Repeat every line below exactly as it reads.

Material for this task
◆ ◆ ◆

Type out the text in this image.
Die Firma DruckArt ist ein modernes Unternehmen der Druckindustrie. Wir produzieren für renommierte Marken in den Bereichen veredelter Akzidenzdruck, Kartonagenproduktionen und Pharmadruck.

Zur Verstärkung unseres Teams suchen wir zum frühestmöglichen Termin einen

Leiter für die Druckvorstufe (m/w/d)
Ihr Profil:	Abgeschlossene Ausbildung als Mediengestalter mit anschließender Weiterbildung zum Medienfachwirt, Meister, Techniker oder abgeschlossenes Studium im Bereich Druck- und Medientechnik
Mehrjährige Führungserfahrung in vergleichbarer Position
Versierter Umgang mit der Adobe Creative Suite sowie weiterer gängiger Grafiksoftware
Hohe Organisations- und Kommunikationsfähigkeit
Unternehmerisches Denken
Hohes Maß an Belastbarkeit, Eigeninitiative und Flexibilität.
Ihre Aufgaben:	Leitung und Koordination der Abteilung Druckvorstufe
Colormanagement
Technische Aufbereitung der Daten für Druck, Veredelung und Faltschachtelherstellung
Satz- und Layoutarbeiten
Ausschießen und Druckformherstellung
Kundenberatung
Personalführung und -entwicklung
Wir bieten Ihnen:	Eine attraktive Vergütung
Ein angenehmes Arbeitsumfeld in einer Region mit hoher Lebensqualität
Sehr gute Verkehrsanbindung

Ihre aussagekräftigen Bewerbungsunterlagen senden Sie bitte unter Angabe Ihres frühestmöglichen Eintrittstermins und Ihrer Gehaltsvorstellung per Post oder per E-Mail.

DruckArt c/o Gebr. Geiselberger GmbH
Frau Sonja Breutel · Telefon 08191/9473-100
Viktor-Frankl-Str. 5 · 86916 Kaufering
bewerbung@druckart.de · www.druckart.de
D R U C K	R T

◆ ◆ ◆

Expected output
Type out the text in this image.
Die Firma DruckArt ist ein modernes Unternehmen der Druckindustrie. Wir produzieren für renommierte Marken in den Bereichen veredelter Akzidenzdruck, Kartonagenproduktionen und Pharmadruck.

Zur Verstärkung unseres Teams suchen wir zum frühestmöglichen Termin einen

Leiter für die Druckvorstufe (m/w/d)
Ihr Profil:	Abgeschlossene Ausbildung als Mediengestalter mit anschließender Weiterbildung zum Medienfachwirt, Meister, Techniker oder abgeschlossenes Studium im Bereich Druck- und Medientechnik
Mehrjährige Führungserfahrung in vergleichbarer Position
Versierter Umgang mit der Adobe Creative Suite sowie weiterer gängiger Grafiksoftware
Hohe Organisations- und Kommunikationsfähigkeit
Unternehmerisches Denken
Hohes Maß an Belastbarkeit, Eigeninitiative und Flexibilität.
Ihre Aufgaben:	Leitung und Koordination der Abteilung Druckvorstufe
Colormanagement
Technische Aufbereitung der Daten für Druck, Veredelung und Faltschachtelherstellung
Satz- und Layoutarbeiten
Ausschießen und Druckformherstellung
Kundenberatung
Personalführung und -entwicklung
Wir bieten Ihnen:	Eine attraktive Vergütung
Ein angenehmes Arbeitsumfeld in einer Region mit hoher Lebensqualität
Sehr gute Verkehrsanbindung

Ihre aussagekräftigen Bewerbungsunterlagen senden Sie bitte unter Angabe Ihres frühestmöglichen Eintrittstermins und Ihrer Gehaltsvorstellung per Post oder per E-Mail.

DruckArt c/o Gebr. Geiselberger GmbH
Frau Sonja Breutel · Telefon 08191/9473-100
Viktor-Frankl-Str. 5 · 86916 Kaufering
bewerbung@druckart.de · www.druckart.de
D R U C K	R T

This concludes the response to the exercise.